Work to complete
Please copy all the lines that follow, word for word.

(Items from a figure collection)
## begin
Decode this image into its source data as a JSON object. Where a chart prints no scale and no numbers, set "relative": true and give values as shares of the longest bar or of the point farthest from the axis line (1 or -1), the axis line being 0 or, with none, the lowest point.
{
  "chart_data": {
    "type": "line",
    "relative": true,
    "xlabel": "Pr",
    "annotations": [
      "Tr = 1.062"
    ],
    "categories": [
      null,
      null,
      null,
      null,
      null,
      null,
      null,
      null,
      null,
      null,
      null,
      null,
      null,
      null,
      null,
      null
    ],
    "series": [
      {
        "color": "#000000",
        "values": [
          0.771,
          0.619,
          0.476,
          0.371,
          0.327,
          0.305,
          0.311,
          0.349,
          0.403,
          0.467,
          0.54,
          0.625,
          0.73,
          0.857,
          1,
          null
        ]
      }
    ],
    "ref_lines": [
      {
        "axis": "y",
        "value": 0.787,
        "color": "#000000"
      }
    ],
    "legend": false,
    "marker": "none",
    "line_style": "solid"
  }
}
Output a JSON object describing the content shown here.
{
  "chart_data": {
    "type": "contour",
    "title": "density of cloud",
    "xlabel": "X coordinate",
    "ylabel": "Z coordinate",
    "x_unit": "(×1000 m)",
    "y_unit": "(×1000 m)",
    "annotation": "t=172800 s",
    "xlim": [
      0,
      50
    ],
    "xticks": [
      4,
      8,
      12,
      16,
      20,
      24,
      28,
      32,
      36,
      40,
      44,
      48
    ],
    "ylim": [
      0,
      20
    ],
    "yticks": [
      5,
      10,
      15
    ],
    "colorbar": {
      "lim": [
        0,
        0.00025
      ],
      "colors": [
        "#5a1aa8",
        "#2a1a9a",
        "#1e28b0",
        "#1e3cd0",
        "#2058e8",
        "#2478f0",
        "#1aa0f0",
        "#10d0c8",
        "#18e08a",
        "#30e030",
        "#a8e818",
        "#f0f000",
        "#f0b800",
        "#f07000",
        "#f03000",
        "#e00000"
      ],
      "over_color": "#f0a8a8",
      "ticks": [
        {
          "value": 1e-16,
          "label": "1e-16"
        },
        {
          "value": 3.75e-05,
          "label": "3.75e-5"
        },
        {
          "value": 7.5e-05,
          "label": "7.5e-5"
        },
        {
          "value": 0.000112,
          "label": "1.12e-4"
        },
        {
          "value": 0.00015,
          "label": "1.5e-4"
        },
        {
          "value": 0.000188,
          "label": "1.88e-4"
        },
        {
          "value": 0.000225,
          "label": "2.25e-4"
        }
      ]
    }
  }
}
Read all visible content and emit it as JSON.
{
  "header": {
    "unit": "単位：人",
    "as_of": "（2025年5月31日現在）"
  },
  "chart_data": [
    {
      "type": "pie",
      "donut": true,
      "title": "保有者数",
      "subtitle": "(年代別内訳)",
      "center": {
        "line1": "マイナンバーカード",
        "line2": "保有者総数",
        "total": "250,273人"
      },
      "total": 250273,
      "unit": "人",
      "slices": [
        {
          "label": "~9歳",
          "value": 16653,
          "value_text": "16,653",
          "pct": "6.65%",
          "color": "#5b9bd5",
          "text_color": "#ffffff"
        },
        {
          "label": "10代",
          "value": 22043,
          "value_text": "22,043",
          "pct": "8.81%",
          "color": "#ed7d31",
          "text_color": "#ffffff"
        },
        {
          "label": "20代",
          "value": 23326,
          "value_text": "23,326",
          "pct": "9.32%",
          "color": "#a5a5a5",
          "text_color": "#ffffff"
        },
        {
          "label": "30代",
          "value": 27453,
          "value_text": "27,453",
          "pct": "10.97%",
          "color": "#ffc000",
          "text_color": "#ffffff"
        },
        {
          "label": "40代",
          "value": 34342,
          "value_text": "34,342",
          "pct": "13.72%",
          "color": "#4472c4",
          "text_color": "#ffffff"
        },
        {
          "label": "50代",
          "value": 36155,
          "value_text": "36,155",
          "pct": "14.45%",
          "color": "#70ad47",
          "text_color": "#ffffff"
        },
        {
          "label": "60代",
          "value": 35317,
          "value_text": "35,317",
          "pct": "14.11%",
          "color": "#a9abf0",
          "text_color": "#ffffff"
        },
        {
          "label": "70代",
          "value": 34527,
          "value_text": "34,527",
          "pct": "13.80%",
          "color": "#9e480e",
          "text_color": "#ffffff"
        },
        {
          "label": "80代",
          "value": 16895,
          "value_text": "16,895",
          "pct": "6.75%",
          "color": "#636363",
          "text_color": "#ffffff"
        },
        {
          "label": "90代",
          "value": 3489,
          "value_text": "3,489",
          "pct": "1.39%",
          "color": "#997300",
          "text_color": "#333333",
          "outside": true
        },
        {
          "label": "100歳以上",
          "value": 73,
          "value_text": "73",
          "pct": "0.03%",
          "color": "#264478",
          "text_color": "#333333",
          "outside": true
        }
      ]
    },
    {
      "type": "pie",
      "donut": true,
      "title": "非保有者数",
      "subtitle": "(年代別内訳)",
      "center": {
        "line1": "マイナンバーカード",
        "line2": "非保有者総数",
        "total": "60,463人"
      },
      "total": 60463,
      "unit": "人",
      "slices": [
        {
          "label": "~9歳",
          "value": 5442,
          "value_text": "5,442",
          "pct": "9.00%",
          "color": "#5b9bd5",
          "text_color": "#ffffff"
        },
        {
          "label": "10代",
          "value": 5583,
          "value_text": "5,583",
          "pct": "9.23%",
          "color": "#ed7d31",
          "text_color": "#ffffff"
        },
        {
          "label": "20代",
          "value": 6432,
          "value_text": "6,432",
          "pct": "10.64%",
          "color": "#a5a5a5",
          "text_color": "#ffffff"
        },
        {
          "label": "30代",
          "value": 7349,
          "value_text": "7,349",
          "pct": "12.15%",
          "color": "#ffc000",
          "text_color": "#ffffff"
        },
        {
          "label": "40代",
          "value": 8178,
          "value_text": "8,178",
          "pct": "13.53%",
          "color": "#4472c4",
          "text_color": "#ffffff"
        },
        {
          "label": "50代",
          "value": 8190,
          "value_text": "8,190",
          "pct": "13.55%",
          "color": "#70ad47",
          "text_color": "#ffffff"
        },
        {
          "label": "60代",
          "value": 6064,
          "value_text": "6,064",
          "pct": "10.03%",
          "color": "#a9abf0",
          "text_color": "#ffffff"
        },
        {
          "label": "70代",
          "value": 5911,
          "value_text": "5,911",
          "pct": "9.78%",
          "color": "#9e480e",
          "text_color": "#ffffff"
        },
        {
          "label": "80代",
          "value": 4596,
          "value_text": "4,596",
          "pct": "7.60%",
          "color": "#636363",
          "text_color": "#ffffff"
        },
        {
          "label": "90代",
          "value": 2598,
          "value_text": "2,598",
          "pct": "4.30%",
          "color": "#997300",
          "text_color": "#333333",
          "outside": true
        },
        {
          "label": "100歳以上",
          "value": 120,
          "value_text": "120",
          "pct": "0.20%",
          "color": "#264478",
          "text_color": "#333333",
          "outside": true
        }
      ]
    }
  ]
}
## end
Final answer
Decode this image into its source data as a JSON object. Where a chart prints no scale and no numbers, set "relative": true and give values as shares of the longest bar or of the point farthest from the axis line (1 or -1), the axis line being 0 or, with none, the lowest point.
{
  "chart_data": {
    "type": "line",
    "relative": true,
    "xlabel": "Pr",
    "annotations": [
      "Tr = 1.062"
    ],
    "categories": [
      null,
      null,
      null,
      null,
      null,
      null,
      null,
      null,
      null,
      null,
      null,
      null,
      null,
      null,
      null,
      null
    ],
    "series": [
      {
        "color": "#000000",
        "values": [
          0.771,
          0.619,
          0.476,
          0.371,
          0.327,
          0.305,
          0.311,
          0.349,
          0.403,
          0.467,
          0.54,
          0.625,
          0.73,
          0.857,
          1,
          null
        ]
      }
    ],
    "ref_lines": [
      {
        "axis": "y",
        "value": 0.787,
        "color": "#000000"
      }
    ],
    "legend": false,
    "marker": "none",
    "line_style": "solid"
  }
}
Output a JSON object describing the content shown here.
{
  "chart_data": {
    "type": "contour",
    "title": "density of cloud",
    "xlabel": "X coordinate",
    "ylabel": "Z coordinate",
    "x_unit": "(×1000 m)",
    "y_unit": "(×1000 m)",
    "annotation": "t=172800 s",
    "xlim": [
      0,
      50
    ],
    "xticks": [
      4,
      8,
      12,
      16,
      20,
      24,
      28,
      32,
      36,
      40,
      44,
      48
    ],
    "ylim": [
      0,
      20
    ],
    "yticks": [
      5,
      10,
      15
    ],
    "colorbar": {
      "lim": [
        0,
        0.00025
      ],
      "colors": [
        "#5a1aa8",
        "#2a1a9a",
        "#1e28b0",
        "#1e3cd0",
        "#2058e8",
        "#2478f0",
        "#1aa0f0",
        "#10d0c8",
        "#18e08a",
        "#30e030",
        "#a8e818",
        "#f0f000",
        "#f0b800",
        "#f07000",
        "#f03000",
        "#e00000"
      ],
      "over_color": "#f0a8a8",
      "ticks": [
        {
          "value": 1e-16,
          "label": "1e-16"
        },
        {
          "value": 3.75e-05,
          "label": "3.75e-5"
        },
        {
          "value": 7.5e-05,
          "label": "7.5e-5"
        },
        {
          "value": 0.000112,
          "label": "1.12e-4"
        },
        {
          "value": 0.00015,
          "label": "1.5e-4"
        },
        {
          "value": 0.000188,
          "label": "1.88e-4"
        },
        {
          "value": 0.000225,
          "label": "2.25e-4"
        }
      ]
    }
  }
}
Read all visible content and emit it as JSON.
{
  "header": {
    "unit": "単位：人",
    "as_of": "（2025年5月31日現在）"
  },
  "chart_data": [
    {
      "type": "pie",
      "donut": true,
      "title": "保有者数",
      "subtitle": "(年代別内訳)",
      "center": {
        "line1": "マイナンバーカード",
        "line2": "保有者総数",
        "total": "250,273人"
      },
      "total": 250273,
      "unit": "人",
      "slices": [
        {
          "label": "~9歳",
          "value": 16653,
          "value_text": "16,653",
          "pct": "6.65%",
          "color": "#5b9bd5",
          "text_color": "#ffffff"
        },
        {
          "label": "10代",
          "value": 22043,
          "value_text": "22,043",
          "pct": "8.81%",
          "color": "#ed7d31",
          "text_color": "#ffffff"
        },
        {
          "label": "20代",
          "value": 23326,
          "value_text": "23,326",
          "pct": "9.32%",
          "color": "#a5a5a5",
          "text_color": "#ffffff"
        },
        {
          "label": "30代",
          "value": 27453,
          "value_text": "27,453",
          "pct": "10.97%",
          "color": "#ffc000",
          "text_color": "#ffffff"
        },
        {
          "label": "40代",
          "value": 34342,
          "value_text": "34,342",
          "pct": "13.72%",
          "color": "#4472c4",
          "text_color": "#ffffff"
        },
        {
          "label": "50代",
          "value": 36155,
          "value_text": "36,155",
          "pct": "14.45%",
          "color": "#70ad47",
          "text_color": "#ffffff"
        },
        {
          "label": "60代",
          "value": 35317,
          "value_text": "35,317",
          "pct": "14.11%",
          "color": "#a9abf0",
          "text_color": "#ffffff"
        },
        {
          "label": "70代",
          "value": 34527,
          "value_text": "34,527",
          "pct": "13.80%",
          "color": "#9e480e",
          "text_color": "#ffffff"
        },
        {
          "label": "80代",
          "value": 16895,
          "value_text": "16,895",
          "pct": "6.75%",
          "color": "#636363",
          "text_color": "#ffffff"
        },
        {
          "label": "90代",
          "value": 3489,
          "value_text": "3,489",
          "pct": "1.39%",
          "color": "#997300",
          "text_color": "#333333",
          "outside": true
        },
        {
          "label": "100歳以上",
          "value": 73,
          "value_text": "73",
          "pct": "0.03%",
          "color": "#264478",
          "text_color": "#333333",
          "outside": true
        }
      ]
    },
    {
      "type": "pie",
      "donut": true,
      "title": "非保有者数",
      "subtitle": "(年代別内訳)",
      "center": {
        "line1": "マイナンバーカード",
        "line2": "非保有者総数",
        "total": "60,463人"
      },
      "total": 60463,
      "unit": "人",
      "slices": [
        {
          "label": "~9歳",
          "value": 5442,
          "value_text": "5,442",
          "pct": "9.00%",
          "color": "#5b9bd5",
          "text_color": "#ffffff"
        },
        {
          "label": "10代",
          "value": 5583,
          "value_text": "5,583",
          "pct": "9.23%",
          "color": "#ed7d31",
          "text_color": "#ffffff"
        },
        {
          "label": "20代",
          "value": 6432,
          "value_text": "6,432",
          "pct": "10.64%",
          "color": "#a5a5a5",
          "text_color": "#ffffff"
        },
        {
          "label": "30代",
          "value": 7349,
          "value_text": "7,349",
          "pct": "12.15%",
          "color": "#ffc000",
          "text_color": "#ffffff"
        },
        {
          "label": "40代",
          "value": 8178,
          "value_text": "8,178",
          "pct": "13.53%",
          "color": "#4472c4",
          "text_color": "#ffffff"
        },
        {
          "label": "50代",
          "value": 8190,
          "value_text": "8,190",
          "pct": "13.55%",
          "color": "#70ad47",
          "text_color": "#ffffff"
        },
        {
          "label": "60代",
          "value": 6064,
          "value_text": "6,064",
          "pct": "10.03%",
          "color": "#a9abf0",
          "text_color": "#ffffff"
        },
        {
          "label": "70代",
          "value": 5911,
          "value_text": "5,911",
          "pct": "9.78%",
          "color": "#9e480e",
          "text_color": "#ffffff"
        },
        {
          "label": "80代",
          "value": 4596,
          "value_text": "4,596",
          "pct": "7.60%",
          "color": "#636363",
          "text_color": "#ffffff"
        },
        {
          "label": "90代",
          "value": 2598,
          "value_text": "2,598",
          "pct": "4.30%",
          "color": "#997300",
          "text_color": "#333333",
          "outside": true
        },
        {
          "label": "100歳以上",
          "value": 120,
          "value_text": "120",
          "pct": "0.20%",
          "color": "#264478",
          "text_color": "#333333",
          "outside": true
        }
      ]
    }
  ]
}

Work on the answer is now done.